### AIM OF THE EXERCISE
Pictures in the records should not be copied, but every other part must be repeated exactly.

Start DATASET

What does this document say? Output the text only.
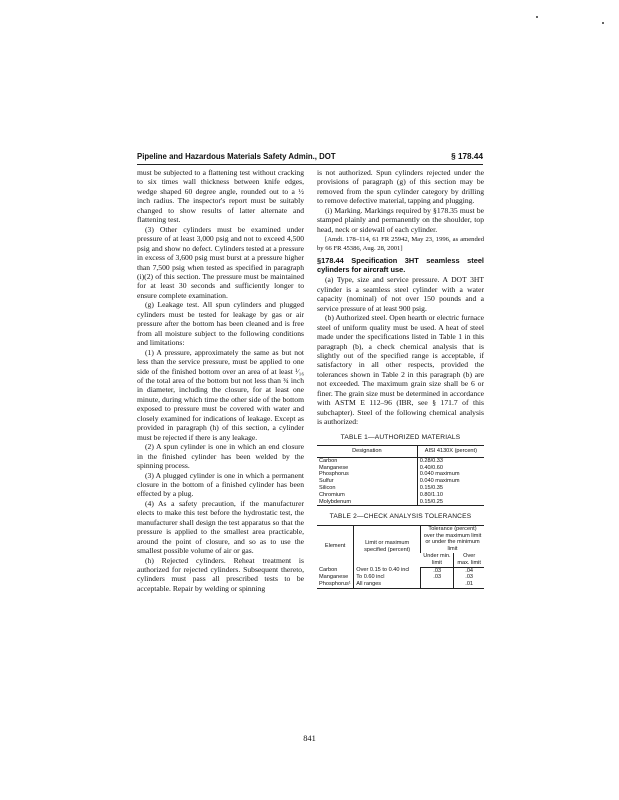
Pipeline and Hazardous Materials Safety Admin., DOT	§ 178.44

must be subjected to a flattening test without cracking to six times wall thickness between knife edges, wedge shaped 60 degree angle, rounded out to a ½ inch radius. The inspector's report must be suitably changed to show results of latter alternate and flattening test.

(3) Other cylinders must be examined under pressure of at least 3,000 psig and not to exceed 4,500 psig and show no defect. Cylinders tested at a pressure in excess of 3,600 psig must burst at a pressure higher than 7,500 psig when tested as specified in paragraph (i)(2) of this section. The pressure must be maintained for at least 30 seconds and sufficiently longer to ensure complete examination.

(g) Leakage test. All spun cylinders and plugged cylinders must be tested for leakage by gas or air pressure after the bottom has been cleaned and is free from all moisture subject to the following conditions and limitations:

(1) A pressure, approximately the same as but not less than the service pressure, must be applied to one side of the finished bottom over an area of at least ¹⁄₁₆ of the total area of the bottom but not less than ¾ inch in diameter, including the closure, for at least one minute, during which time the other side of the bottom exposed to pressure must be covered with water and closely examined for indications of leakage. Except as provided in paragraph (h) of this section, a cylinder must be rejected if there is any leakage.

(2) A spun cylinder is one in which an end closure in the finished cylinder has been welded by the spinning process.

(3) A plugged cylinder is one in which a permanent closure in the bottom of a finished cylinder has been effected by a plug.

(4) As a safety precaution, if the manufacturer elects to make this test before the hydrostatic test, the manufacturer shall design the test apparatus so that the pressure is applied to the smallest area practicable, around the point of closure, and so as to use the smallest possible volume of air or gas.

(h) Rejected cylinders. Reheat treatment is authorized for rejected cylinders. Subsequent thereto, cylinders must pass all prescribed tests to be acceptable. Repair by welding or spinning

is not authorized. Spun cylinders rejected under the provisions of paragraph (g) of this section may be removed from the spun cylinder category by drilling to remove defective material, tapping and plugging.

(i) Marking. Markings required by §178.35 must be stamped plainly and permanently on the shoulder, top head, neck or sidewall of each cylinder.

[Amdt. 178–114, 61 FR 25942, May 23, 1996, as amended by 66 FR 45386, Aug. 28, 2001]

§178.44 Specification 3HT seamless steel cylinders for aircraft use.

(a) Type, size and service pressure. A DOT 3HT cylinder is a seamless steel cylinder with a water capacity (nominal) of not over 150 pounds and a service pressure of at least 900 psig.

(b) Authorized steel. Open hearth or electric furnace steel of uniform quality must be used. A heat of steel made under the specifications listed in Table 1 in this paragraph (b), a check chemical analysis that is slightly out of the specified range is acceptable, if satisfactory in all other respects, provided the tolerances shown in Table 2 in this paragraph (b) are not exceeded. The maximum grain size shall be 6 or finer. The grain size must be determined in accordance with ASTM E 112–96 (IBR, see § 171.7 of this subchapter). Steel of the following chemical analysis is authorized:

TABLE 1—AUTHORIZED MATERIALS
Designation	AISI 4130X (percent)
Carbon	0.28/0.33
Manganese	0.40/0.60
Phosphorus	0.040 maximum
Sulfur	0.040 maximum
Silicon	0.15/0.35
Chromium	0.80/1.10
Molybdenum	0.15/0.25
TABLE 2—CHECK ANALYSIS TOLERANCES
Element	Limit or maximum specified (percent)	Tolerance (percent) over the maximum limit or under the minimum limit	
		Under min. limit	Over max. limit
Carbon	Over 0.15 to 0.40 incl	.03	.04
Manganese	To 0.60 incl	.03	.03
Phosphorus¹	All ranges		.01
841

End DATASET

### WRITTEN ANSWER
What does this document say? Output the text only.
Pipeline and Hazardous Materials Safety Admin., DOT	§ 178.44

must be subjected to a flattening test without cracking to six times wall thickness between knife edges, wedge shaped 60 degree angle, rounded out to a ½ inch radius. The inspector's report must be suitably changed to show results of latter alternate and flattening test.

(3) Other cylinders must be examined under pressure of at least 3,000 psig and not to exceed 4,500 psig and show no defect. Cylinders tested at a pressure in excess of 3,600 psig must burst at a pressure higher than 7,500 psig when tested as specified in paragraph (i)(2) of this section. The pressure must be maintained for at least 30 seconds and sufficiently longer to ensure complete examination.

(g) Leakage test. All spun cylinders and plugged cylinders must be tested for leakage by gas or air pressure after the bottom has been cleaned and is free from all moisture subject to the following conditions and limitations:

(1) A pressure, approximately the same as but not less than the service pressure, must be applied to one side of the finished bottom over an area of at least ¹⁄₁₆ of the total area of the bottom but not less than ¾ inch in diameter, including the closure, for at least one minute, during which time the other side of the bottom exposed to pressure must be covered with water and closely examined for indications of leakage. Except as provided in paragraph (h) of this section, a cylinder must be rejected if there is any leakage.

(2) A spun cylinder is one in which an end closure in the finished cylinder has been welded by the spinning process.

(3) A plugged cylinder is one in which a permanent closure in the bottom of a finished cylinder has been effected by a plug.

(4) As a safety precaution, if the manufacturer elects to make this test before the hydrostatic test, the manufacturer shall design the test apparatus so that the pressure is applied to the smallest area practicable, around the point of closure, and so as to use the smallest possible volume of air or gas.

(h) Rejected cylinders. Reheat treatment is authorized for rejected cylinders. Subsequent thereto, cylinders must pass all prescribed tests to be acceptable. Repair by welding or spinning

is not authorized. Spun cylinders rejected under the provisions of paragraph (g) of this section may be removed from the spun cylinder category by drilling to remove defective material, tapping and plugging.

(i) Marking. Markings required by §178.35 must be stamped plainly and permanently on the shoulder, top head, neck or sidewall of each cylinder.

[Amdt. 178–114, 61 FR 25942, May 23, 1996, as amended by 66 FR 45386, Aug. 28, 2001]

§178.44 Specification 3HT seamless steel cylinders for aircraft use.

(a) Type, size and service pressure. A DOT 3HT cylinder is a seamless steel cylinder with a water capacity (nominal) of not over 150 pounds and a service pressure of at least 900 psig.

(b) Authorized steel. Open hearth or electric furnace steel of uniform quality must be used. A heat of steel made under the specifications listed in Table 1 in this paragraph (b), a check chemical analysis that is slightly out of the specified range is acceptable, if satisfactory in all other respects, provided the tolerances shown in Table 2 in this paragraph (b) are not exceeded. The maximum grain size shall be 6 or finer. The grain size must be determined in accordance with ASTM E 112–96 (IBR, see § 171.7 of this subchapter). Steel of the following chemical analysis is authorized:

TABLE 1—AUTHORIZED MATERIALS
Designation	AISI 4130X (percent)
Carbon	0.28/0.33
Manganese	0.40/0.60
Phosphorus	0.040 maximum
Sulfur	0.040 maximum
Silicon	0.15/0.35
Chromium	0.80/1.10
Molybdenum	0.15/0.25
TABLE 2—CHECK ANALYSIS TOLERANCES
Element	Limit or maximum specified (percent)	Tolerance (percent) over the maximum limit or under the minimum limit	
		Under min. limit	Over max. limit
Carbon	Over 0.15 to 0.40 incl	.03	.04
Manganese	To 0.60 incl	.03	.03
Phosphorus¹	All ranges		.01
841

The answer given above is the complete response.